— What this task involves —
Wherever the word "inner" shows up in a line, please copy that line.

Stored dataset items:

---------------

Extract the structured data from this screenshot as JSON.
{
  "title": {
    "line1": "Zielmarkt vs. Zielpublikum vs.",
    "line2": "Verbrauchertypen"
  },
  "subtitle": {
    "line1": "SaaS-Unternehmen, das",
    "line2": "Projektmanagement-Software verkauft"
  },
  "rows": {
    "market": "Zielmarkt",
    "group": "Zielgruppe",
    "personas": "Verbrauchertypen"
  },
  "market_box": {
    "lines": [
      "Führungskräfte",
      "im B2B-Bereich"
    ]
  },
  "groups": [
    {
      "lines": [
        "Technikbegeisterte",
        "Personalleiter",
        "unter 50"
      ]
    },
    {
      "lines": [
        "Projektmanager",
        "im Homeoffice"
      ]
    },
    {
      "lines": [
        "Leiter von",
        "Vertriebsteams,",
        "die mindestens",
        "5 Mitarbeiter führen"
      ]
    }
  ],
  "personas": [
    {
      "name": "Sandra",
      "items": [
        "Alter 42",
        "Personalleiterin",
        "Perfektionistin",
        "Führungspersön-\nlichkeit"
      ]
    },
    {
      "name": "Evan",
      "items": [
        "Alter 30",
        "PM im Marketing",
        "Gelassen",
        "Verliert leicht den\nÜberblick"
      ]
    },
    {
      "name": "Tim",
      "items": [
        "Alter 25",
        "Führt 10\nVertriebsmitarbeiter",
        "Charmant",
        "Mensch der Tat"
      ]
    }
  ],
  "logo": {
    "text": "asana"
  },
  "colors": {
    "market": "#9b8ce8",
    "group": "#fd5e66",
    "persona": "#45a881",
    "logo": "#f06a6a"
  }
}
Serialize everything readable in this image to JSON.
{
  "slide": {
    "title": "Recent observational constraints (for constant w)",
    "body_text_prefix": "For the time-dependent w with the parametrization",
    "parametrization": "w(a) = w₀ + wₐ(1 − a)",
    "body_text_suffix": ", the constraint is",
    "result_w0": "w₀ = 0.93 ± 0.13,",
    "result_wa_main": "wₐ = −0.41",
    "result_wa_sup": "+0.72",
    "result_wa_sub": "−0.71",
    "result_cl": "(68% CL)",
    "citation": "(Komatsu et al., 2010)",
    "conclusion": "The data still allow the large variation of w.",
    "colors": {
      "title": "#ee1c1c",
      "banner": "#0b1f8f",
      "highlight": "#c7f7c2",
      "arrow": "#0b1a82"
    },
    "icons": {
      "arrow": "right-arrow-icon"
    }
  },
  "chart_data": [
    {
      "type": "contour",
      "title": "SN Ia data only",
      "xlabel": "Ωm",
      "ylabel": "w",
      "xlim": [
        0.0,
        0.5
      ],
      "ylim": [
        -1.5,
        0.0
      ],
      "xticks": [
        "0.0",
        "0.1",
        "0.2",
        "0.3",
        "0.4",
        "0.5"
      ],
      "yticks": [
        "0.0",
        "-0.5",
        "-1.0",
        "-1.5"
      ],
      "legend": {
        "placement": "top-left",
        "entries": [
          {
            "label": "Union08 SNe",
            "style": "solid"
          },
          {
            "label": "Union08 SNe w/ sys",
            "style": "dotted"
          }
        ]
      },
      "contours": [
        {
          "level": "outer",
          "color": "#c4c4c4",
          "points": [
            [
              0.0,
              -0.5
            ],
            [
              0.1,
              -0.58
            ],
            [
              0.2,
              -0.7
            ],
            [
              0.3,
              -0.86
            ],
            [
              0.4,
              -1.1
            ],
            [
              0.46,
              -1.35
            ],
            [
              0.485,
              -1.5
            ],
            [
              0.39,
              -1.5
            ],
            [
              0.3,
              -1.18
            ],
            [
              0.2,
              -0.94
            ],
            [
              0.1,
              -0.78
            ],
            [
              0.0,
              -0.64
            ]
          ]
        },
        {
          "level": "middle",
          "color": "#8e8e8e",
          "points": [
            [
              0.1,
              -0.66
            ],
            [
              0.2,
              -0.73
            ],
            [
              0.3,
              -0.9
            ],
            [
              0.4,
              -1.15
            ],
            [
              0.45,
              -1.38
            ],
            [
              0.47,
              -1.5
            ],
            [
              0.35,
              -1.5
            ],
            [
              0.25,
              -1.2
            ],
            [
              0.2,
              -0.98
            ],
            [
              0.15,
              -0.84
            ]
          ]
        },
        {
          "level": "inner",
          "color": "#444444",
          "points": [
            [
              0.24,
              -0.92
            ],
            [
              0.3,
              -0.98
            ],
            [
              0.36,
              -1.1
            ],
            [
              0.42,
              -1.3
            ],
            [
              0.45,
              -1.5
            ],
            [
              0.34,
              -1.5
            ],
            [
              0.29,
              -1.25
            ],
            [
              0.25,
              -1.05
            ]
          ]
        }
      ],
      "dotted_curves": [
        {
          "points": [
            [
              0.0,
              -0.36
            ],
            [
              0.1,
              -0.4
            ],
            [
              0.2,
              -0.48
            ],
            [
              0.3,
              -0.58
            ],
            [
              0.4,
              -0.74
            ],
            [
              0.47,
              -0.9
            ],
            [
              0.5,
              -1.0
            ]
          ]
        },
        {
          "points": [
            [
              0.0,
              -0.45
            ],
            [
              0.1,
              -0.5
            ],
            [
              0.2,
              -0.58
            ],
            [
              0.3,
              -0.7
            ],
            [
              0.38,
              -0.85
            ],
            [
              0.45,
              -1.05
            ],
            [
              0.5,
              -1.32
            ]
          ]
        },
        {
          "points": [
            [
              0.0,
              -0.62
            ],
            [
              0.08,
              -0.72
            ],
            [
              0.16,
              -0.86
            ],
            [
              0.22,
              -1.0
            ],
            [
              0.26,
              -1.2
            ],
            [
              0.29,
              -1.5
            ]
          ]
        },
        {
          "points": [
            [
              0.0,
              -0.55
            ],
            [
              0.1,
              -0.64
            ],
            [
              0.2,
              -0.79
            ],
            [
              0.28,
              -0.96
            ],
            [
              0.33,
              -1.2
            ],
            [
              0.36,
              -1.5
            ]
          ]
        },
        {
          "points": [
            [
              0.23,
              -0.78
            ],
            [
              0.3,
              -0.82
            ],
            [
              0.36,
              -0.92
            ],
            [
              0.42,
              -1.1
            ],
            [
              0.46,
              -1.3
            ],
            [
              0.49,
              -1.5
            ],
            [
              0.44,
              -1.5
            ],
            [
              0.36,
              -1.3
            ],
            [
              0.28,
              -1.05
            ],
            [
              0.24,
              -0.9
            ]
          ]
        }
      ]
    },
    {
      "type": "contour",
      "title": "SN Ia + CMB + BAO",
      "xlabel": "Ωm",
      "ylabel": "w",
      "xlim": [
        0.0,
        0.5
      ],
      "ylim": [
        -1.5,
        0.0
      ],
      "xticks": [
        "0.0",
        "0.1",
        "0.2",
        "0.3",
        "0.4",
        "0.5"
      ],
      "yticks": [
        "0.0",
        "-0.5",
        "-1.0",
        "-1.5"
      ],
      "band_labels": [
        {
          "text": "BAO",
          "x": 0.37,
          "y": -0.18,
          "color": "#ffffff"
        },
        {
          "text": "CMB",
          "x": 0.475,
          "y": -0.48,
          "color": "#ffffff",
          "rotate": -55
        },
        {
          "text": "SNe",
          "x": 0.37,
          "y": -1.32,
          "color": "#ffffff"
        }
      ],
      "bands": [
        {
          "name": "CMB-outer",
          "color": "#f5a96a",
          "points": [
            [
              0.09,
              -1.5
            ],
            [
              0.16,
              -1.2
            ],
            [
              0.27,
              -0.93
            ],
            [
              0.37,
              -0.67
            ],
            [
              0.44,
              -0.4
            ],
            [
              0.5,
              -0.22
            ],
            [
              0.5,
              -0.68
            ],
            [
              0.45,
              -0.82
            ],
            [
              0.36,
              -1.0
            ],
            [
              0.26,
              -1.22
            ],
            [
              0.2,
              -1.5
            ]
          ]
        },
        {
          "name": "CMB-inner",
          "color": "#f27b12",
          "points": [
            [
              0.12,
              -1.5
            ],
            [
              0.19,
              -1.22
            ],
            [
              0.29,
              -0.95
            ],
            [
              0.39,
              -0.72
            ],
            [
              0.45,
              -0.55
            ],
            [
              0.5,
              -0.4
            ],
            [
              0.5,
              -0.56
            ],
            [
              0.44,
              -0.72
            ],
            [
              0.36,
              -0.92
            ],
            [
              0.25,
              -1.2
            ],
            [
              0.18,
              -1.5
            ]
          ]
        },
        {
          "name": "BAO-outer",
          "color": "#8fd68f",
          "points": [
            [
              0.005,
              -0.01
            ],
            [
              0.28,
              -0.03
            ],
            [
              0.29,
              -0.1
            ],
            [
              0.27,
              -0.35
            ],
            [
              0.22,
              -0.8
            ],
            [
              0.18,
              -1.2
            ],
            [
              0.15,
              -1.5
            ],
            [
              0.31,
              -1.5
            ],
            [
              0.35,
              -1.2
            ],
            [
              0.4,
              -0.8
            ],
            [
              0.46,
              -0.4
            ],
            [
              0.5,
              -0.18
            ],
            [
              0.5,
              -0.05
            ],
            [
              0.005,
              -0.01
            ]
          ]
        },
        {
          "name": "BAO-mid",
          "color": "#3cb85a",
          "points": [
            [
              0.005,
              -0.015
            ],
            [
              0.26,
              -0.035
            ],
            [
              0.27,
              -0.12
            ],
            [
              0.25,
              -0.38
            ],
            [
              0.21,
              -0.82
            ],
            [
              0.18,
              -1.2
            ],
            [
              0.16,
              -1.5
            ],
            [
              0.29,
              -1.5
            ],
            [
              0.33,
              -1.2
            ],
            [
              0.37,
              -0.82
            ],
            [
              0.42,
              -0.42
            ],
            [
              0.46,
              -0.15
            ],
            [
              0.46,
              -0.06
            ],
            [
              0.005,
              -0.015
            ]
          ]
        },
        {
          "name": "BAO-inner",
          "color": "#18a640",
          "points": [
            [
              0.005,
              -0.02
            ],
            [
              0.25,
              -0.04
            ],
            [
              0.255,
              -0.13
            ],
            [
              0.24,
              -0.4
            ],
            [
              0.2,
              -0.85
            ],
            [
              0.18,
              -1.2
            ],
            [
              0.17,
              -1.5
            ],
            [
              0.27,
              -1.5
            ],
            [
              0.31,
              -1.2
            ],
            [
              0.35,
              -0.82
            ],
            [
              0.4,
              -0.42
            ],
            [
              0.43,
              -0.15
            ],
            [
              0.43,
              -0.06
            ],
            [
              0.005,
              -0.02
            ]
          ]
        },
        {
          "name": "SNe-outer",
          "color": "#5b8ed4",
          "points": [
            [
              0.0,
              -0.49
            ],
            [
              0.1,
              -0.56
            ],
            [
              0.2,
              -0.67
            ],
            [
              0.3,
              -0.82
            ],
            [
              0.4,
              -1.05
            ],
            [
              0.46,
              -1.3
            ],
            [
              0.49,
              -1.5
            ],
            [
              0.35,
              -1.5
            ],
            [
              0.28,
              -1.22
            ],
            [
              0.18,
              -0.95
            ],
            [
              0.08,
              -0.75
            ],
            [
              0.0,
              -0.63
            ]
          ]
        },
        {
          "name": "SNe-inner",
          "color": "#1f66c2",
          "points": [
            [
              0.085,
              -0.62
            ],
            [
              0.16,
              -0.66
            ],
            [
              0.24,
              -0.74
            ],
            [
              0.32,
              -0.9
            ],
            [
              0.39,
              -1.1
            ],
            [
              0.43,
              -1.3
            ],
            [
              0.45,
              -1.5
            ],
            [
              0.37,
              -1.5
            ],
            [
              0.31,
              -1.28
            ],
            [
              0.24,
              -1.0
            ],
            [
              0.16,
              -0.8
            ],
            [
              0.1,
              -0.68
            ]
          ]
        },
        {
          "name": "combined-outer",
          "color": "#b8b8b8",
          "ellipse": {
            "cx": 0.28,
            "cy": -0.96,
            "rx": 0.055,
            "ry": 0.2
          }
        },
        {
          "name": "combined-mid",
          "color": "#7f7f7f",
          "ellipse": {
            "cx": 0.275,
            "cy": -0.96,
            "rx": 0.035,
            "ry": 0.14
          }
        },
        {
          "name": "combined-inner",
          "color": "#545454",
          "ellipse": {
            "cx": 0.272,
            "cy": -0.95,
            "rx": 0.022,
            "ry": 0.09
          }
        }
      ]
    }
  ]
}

---------------

— Expected output —
          "level": "inner",
          "name": "CMB-inner",
          "name": "BAO-inner",
          "name": "SNe-inner",
          "name": "combined-inner",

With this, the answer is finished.